■ **TASK DIRECTIONS**: Extract each line holding the word "Аномалии" from the entries.

■ **MATERIAL PROVIDED**:

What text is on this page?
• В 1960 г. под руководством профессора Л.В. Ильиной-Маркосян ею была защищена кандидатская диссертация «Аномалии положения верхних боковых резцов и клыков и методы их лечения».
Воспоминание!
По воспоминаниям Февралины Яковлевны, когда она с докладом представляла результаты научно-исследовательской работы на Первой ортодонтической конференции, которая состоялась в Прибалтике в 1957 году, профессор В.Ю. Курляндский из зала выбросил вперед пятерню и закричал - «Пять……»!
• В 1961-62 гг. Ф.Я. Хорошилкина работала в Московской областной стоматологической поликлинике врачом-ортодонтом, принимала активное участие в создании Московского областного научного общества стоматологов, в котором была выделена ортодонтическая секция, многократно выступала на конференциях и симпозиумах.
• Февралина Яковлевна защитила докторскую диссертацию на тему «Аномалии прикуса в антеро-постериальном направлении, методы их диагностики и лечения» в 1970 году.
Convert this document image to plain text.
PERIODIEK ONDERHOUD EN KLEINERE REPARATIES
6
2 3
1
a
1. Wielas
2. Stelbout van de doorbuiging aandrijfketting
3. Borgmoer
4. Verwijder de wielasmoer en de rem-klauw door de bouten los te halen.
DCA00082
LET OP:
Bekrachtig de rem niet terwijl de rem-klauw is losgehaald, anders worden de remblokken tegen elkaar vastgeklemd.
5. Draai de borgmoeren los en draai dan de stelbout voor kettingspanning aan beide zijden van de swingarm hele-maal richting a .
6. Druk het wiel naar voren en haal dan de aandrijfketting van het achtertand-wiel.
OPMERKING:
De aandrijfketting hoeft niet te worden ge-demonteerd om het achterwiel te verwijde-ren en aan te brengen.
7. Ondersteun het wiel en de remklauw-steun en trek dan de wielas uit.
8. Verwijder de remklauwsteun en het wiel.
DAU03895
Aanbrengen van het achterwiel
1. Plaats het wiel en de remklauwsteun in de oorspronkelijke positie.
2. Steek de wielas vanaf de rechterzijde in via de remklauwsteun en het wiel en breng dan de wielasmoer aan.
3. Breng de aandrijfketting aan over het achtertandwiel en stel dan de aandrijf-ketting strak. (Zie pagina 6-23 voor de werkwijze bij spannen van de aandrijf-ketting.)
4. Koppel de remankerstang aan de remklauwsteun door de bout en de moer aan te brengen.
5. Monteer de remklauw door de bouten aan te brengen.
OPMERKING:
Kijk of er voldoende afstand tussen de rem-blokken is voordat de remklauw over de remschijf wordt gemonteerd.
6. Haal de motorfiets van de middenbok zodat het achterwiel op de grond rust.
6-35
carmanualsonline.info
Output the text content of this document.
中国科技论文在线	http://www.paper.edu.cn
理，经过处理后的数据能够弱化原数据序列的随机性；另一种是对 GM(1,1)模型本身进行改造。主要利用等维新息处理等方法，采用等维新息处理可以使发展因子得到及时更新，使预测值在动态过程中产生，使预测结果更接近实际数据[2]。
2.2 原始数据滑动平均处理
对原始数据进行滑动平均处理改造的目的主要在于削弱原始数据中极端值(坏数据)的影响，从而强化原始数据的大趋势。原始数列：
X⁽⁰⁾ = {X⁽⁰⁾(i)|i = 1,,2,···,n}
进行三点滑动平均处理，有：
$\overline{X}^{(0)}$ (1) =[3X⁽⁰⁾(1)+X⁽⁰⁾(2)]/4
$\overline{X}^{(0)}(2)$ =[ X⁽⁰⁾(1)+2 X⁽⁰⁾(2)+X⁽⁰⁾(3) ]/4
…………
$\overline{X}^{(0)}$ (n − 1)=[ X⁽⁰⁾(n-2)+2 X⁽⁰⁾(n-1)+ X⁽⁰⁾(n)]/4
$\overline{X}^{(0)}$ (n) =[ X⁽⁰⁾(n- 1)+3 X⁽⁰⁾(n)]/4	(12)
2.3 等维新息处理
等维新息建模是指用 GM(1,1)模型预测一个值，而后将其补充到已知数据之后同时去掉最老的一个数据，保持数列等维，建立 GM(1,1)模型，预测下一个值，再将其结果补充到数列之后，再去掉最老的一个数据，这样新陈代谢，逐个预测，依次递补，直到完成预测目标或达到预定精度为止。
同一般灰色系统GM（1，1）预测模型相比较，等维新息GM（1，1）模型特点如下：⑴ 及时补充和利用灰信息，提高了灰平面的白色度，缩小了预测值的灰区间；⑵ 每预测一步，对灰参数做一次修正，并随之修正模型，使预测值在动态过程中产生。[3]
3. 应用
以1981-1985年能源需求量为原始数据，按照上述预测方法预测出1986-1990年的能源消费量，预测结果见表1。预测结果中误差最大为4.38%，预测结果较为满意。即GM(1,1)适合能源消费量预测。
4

■ **ANSWER FOR THIS EXERCISE**:
• В 1960 г. под руководством профессора Л.В. Ильиной-Маркосян ею была защищена кандидатская диссертация «Аномалии положения верхних боковых резцов и клыков и методы их лечения».
• Февралина Яковлевна защитила докторскую диссертацию на тему «Аномалии прикуса в антеро-постериальном направлении, методы их диагностики и лечения» в 1970 году.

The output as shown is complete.